■ What is required
Restate the whole listing exactly.

■ The input
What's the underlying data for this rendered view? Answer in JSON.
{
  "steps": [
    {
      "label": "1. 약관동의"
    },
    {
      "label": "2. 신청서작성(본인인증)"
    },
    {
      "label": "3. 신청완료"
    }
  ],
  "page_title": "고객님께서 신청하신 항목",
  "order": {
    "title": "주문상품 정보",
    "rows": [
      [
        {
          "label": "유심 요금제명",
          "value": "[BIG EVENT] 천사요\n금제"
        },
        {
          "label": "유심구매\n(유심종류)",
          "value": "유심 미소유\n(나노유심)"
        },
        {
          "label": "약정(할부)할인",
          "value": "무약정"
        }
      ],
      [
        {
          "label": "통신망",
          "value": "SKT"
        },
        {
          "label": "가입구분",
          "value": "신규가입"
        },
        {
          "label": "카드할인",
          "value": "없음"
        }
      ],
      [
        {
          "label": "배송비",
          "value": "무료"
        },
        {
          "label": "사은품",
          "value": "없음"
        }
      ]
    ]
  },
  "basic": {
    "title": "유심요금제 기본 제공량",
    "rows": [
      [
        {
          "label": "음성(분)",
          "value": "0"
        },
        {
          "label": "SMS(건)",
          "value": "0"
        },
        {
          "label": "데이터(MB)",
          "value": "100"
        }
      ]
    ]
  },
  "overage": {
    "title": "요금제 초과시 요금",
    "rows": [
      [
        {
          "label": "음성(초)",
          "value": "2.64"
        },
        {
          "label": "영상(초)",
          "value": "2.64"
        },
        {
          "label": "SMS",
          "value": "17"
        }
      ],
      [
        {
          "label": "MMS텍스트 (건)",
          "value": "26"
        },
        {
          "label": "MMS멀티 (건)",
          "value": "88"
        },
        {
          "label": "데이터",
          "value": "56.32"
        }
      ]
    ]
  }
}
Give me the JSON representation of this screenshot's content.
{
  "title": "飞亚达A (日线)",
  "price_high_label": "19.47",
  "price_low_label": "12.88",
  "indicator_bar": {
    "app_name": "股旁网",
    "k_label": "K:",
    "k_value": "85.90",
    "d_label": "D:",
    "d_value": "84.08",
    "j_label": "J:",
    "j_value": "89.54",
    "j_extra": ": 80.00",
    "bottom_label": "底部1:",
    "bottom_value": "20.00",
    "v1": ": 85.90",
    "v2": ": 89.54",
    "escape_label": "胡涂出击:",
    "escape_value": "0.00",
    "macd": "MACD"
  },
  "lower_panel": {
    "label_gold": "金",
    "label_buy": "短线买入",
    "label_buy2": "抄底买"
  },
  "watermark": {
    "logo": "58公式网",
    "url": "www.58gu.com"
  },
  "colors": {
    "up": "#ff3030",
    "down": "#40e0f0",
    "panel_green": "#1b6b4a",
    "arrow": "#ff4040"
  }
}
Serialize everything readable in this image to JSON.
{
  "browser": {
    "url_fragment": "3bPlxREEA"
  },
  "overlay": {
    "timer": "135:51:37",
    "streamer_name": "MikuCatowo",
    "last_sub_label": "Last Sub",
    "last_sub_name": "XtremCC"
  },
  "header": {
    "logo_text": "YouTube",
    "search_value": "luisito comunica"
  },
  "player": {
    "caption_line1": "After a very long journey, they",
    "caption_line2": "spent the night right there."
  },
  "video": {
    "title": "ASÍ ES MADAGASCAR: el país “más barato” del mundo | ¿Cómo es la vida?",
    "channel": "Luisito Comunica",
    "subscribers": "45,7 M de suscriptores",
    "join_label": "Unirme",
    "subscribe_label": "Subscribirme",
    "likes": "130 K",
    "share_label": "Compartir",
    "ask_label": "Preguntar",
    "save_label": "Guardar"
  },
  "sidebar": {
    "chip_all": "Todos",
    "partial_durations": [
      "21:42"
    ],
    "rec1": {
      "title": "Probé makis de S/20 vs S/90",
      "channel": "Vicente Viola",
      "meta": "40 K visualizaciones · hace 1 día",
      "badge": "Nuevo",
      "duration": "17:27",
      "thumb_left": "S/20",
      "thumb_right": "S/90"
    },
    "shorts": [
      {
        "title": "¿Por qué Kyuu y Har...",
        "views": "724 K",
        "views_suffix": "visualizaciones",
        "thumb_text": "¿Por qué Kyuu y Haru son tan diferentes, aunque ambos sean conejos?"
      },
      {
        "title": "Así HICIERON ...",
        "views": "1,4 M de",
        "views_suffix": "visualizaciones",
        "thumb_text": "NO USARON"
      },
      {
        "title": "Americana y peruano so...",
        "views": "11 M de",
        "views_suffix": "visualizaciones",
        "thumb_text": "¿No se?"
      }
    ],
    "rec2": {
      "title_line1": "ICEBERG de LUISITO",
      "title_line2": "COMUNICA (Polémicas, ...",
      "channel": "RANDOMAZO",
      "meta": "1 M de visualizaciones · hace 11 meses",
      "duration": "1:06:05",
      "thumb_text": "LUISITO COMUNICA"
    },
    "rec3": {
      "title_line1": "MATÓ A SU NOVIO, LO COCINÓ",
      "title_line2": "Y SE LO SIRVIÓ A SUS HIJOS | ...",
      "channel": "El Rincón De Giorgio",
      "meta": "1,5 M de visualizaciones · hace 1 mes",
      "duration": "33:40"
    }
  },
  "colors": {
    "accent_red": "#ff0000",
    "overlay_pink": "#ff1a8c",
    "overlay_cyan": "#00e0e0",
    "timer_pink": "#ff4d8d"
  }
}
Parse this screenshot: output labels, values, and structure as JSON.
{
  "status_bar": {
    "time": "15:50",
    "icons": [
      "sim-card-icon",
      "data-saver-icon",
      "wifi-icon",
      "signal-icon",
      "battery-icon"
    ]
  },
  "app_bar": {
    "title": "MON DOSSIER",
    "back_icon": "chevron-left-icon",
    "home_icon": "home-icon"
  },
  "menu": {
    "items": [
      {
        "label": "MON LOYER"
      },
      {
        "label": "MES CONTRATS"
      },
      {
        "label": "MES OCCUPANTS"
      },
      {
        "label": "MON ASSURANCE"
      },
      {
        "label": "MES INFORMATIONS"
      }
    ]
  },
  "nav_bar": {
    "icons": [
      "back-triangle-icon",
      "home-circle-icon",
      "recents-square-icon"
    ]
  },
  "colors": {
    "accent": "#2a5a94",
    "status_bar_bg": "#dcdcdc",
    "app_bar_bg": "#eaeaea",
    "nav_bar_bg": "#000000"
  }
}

■ Output for this task
What's the underlying data for this rendered view? Answer in JSON.
{
  "steps": [
    {
      "label": "1. 약관동의"
    },
    {
      "label": "2. 신청서작성(본인인증)"
    },
    {
      "label": "3. 신청완료"
    }
  ],
  "page_title": "고객님께서 신청하신 항목",
  "order": {
    "title": "주문상품 정보",
    "rows": [
      [
        {
          "label": "유심 요금제명",
          "value": "[BIG EVENT] 천사요\n금제"
        },
        {
          "label": "유심구매\n(유심종류)",
          "value": "유심 미소유\n(나노유심)"
        },
        {
          "label": "약정(할부)할인",
          "value": "무약정"
        }
      ],
      [
        {
          "label": "통신망",
          "value": "SKT"
        },
        {
          "label": "가입구분",
          "value": "신규가입"
        },
        {
          "label": "카드할인",
          "value": "없음"
        }
      ],
      [
        {
          "label": "배송비",
          "value": "무료"
        },
        {
          "label": "사은품",
          "value": "없음"
        }
      ]
    ]
  },
  "basic": {
    "title": "유심요금제 기본 제공량",
    "rows": [
      [
        {
          "label": "음성(분)",
          "value": "0"
        },
        {
          "label": "SMS(건)",
          "value": "0"
        },
        {
          "label": "데이터(MB)",
          "value": "100"
        }
      ]
    ]
  },
  "overage": {
    "title": "요금제 초과시 요금",
    "rows": [
      [
        {
          "label": "음성(초)",
          "value": "2.64"
        },
        {
          "label": "영상(초)",
          "value": "2.64"
        },
        {
          "label": "SMS",
          "value": "17"
        }
      ],
      [
        {
          "label": "MMS텍스트 (건)",
          "value": "26"
        },
        {
          "label": "MMS멀티 (건)",
          "value": "88"
        },
        {
          "label": "데이터",
          "value": "56.32"
        }
      ]
    ]
  }
}
Give me the JSON representation of this screenshot's content.
{
  "title": "飞亚达A (日线)",
  "price_high_label": "19.47",
  "price_low_label": "12.88",
  "indicator_bar": {
    "app_name": "股旁网",
    "k_label": "K:",
    "k_value": "85.90",
    "d_label": "D:",
    "d_value": "84.08",
    "j_label": "J:",
    "j_value": "89.54",
    "j_extra": ": 80.00",
    "bottom_label": "底部1:",
    "bottom_value": "20.00",
    "v1": ": 85.90",
    "v2": ": 89.54",
    "escape_label": "胡涂出击:",
    "escape_value": "0.00",
    "macd": "MACD"
  },
  "lower_panel": {
    "label_gold": "金",
    "label_buy": "短线买入",
    "label_buy2": "抄底买"
  },
  "watermark": {
    "logo": "58公式网",
    "url": "www.58gu.com"
  },
  "colors": {
    "up": "#ff3030",
    "down": "#40e0f0",
    "panel_green": "#1b6b4a",
    "arrow": "#ff4040"
  }
}
Serialize everything readable in this image to JSON.
{
  "browser": {
    "url_fragment": "3bPlxREEA"
  },
  "overlay": {
    "timer": "135:51:37",
    "streamer_name": "MikuCatowo",
    "last_sub_label": "Last Sub",
    "last_sub_name": "XtremCC"
  },
  "header": {
    "logo_text": "YouTube",
    "search_value": "luisito comunica"
  },
  "player": {
    "caption_line1": "After a very long journey, they",
    "caption_line2": "spent the night right there."
  },
  "video": {
    "title": "ASÍ ES MADAGASCAR: el país “más barato” del mundo | ¿Cómo es la vida?",
    "channel": "Luisito Comunica",
    "subscribers": "45,7 M de suscriptores",
    "join_label": "Unirme",
    "subscribe_label": "Subscribirme",
    "likes": "130 K",
    "share_label": "Compartir",
    "ask_label": "Preguntar",
    "save_label": "Guardar"
  },
  "sidebar": {
    "chip_all": "Todos",
    "partial_durations": [
      "21:42"
    ],
    "rec1": {
      "title": "Probé makis de S/20 vs S/90",
      "channel": "Vicente Viola",
      "meta": "40 K visualizaciones · hace 1 día",
      "badge": "Nuevo",
      "duration": "17:27",
      "thumb_left": "S/20",
      "thumb_right": "S/90"
    },
    "shorts": [
      {
        "title": "¿Por qué Kyuu y Har...",
        "views": "724 K",
        "views_suffix": "visualizaciones",
        "thumb_text": "¿Por qué Kyuu y Haru son tan diferentes, aunque ambos sean conejos?"
      },
      {
        "title": "Así HICIERON ...",
        "views": "1,4 M de",
        "views_suffix": "visualizaciones",
        "thumb_text": "NO USARON"
      },
      {
        "title": "Americana y peruano so...",
        "views": "11 M de",
        "views_suffix": "visualizaciones",
        "thumb_text": "¿No se?"
      }
    ],
    "rec2": {
      "title_line1": "ICEBERG de LUISITO",
      "title_line2": "COMUNICA (Polémicas, ...",
      "channel": "RANDOMAZO",
      "meta": "1 M de visualizaciones · hace 11 meses",
      "duration": "1:06:05",
      "thumb_text": "LUISITO COMUNICA"
    },
    "rec3": {
      "title_line1": "MATÓ A SU NOVIO, LO COCINÓ",
      "title_line2": "Y SE LO SIRVIÓ A SUS HIJOS | ...",
      "channel": "El Rincón De Giorgio",
      "meta": "1,5 M de visualizaciones · hace 1 mes",
      "duration": "33:40"
    }
  },
  "colors": {
    "accent_red": "#ff0000",
    "overlay_pink": "#ff1a8c",
    "overlay_cyan": "#00e0e0",
    "timer_pink": "#ff4d8d"
  }
}
Parse this screenshot: output labels, values, and structure as JSON.
{
  "status_bar": {
    "time": "15:50",
    "icons": [
      "sim-card-icon",
      "data-saver-icon",
      "wifi-icon",
      "signal-icon",
      "battery-icon"
    ]
  },
  "app_bar": {
    "title": "MON DOSSIER",
    "back_icon": "chevron-left-icon",
    "home_icon": "home-icon"
  },
  "menu": {
    "items": [
      {
        "label": "MON LOYER"
      },
      {
        "label": "MES CONTRATS"
      },
      {
        "label": "MES OCCUPANTS"
      },
      {
        "label": "MON ASSURANCE"
      },
      {
        "label": "MES INFORMATIONS"
      }
    ]
  },
  "nav_bar": {
    "icons": [
      "back-triangle-icon",
      "home-circle-icon",
      "recents-square-icon"
    ]
  },
  "colors": {
    "accent": "#2a5a94",
    "status_bar_bg": "#dcdcdc",
    "app_bar_bg": "#eaeaea",
    "nav_bar_bg": "#000000"
  }
}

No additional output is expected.